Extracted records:
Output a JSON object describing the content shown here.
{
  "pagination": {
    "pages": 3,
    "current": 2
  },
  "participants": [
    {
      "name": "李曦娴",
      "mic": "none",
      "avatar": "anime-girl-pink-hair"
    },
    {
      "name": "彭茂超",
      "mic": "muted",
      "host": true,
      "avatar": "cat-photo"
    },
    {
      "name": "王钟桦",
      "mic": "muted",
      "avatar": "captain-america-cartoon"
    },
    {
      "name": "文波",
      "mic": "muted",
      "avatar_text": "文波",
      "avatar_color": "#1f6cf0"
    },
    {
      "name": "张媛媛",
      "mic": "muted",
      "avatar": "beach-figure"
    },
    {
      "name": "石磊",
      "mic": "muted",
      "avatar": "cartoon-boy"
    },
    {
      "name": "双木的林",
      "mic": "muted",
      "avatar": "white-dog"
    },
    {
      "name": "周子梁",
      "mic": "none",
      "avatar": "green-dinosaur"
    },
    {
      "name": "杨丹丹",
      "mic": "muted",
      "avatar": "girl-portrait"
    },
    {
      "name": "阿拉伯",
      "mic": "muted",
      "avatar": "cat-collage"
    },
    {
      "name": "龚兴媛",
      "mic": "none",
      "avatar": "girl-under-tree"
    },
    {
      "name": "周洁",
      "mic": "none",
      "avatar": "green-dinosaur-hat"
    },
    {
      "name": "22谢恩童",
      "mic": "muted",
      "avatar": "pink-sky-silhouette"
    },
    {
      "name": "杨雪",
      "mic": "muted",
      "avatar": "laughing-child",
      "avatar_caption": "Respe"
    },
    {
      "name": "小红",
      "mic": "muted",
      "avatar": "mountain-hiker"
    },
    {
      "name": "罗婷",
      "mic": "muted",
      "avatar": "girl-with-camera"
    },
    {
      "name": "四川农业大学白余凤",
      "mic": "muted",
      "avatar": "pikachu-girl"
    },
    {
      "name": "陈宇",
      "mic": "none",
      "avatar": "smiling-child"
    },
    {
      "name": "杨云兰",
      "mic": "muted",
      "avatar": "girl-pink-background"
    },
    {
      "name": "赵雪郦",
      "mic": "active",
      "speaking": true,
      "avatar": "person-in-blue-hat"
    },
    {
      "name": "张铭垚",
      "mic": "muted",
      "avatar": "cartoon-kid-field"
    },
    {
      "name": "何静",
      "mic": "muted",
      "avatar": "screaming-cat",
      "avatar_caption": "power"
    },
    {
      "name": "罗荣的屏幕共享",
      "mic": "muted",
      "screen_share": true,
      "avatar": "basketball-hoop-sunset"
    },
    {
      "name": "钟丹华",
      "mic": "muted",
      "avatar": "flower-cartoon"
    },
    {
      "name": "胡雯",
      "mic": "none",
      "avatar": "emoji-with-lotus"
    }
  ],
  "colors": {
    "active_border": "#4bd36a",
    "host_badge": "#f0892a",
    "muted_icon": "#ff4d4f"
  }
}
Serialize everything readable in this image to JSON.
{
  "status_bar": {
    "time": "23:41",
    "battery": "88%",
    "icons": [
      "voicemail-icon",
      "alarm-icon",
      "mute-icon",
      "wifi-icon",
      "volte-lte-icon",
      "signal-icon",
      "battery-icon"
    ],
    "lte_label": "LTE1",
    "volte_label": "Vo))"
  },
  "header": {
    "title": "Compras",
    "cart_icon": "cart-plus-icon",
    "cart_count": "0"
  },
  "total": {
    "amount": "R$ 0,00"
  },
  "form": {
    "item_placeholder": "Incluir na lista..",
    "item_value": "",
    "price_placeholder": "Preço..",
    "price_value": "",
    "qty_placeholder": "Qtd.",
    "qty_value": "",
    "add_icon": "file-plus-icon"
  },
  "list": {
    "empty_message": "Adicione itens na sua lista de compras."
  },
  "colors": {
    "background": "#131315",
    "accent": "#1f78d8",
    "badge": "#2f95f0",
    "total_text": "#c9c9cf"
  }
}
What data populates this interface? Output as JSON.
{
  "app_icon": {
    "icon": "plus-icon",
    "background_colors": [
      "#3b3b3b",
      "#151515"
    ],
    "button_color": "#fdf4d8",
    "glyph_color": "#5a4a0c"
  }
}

Problem to solve: From the line holding "What data populates" to the last line of the records, quote each line exactly and add nothing.

Correct output:
What data populates this interface? Output as JSON.
{
  "app_icon": {
    "icon": "plus-icon",
    "background_colors": [
      "#3b3b3b",
      "#151515"
    ],
    "button_color": "#fdf4d8",
    "glyph_color": "#5a4a0c"
  }
}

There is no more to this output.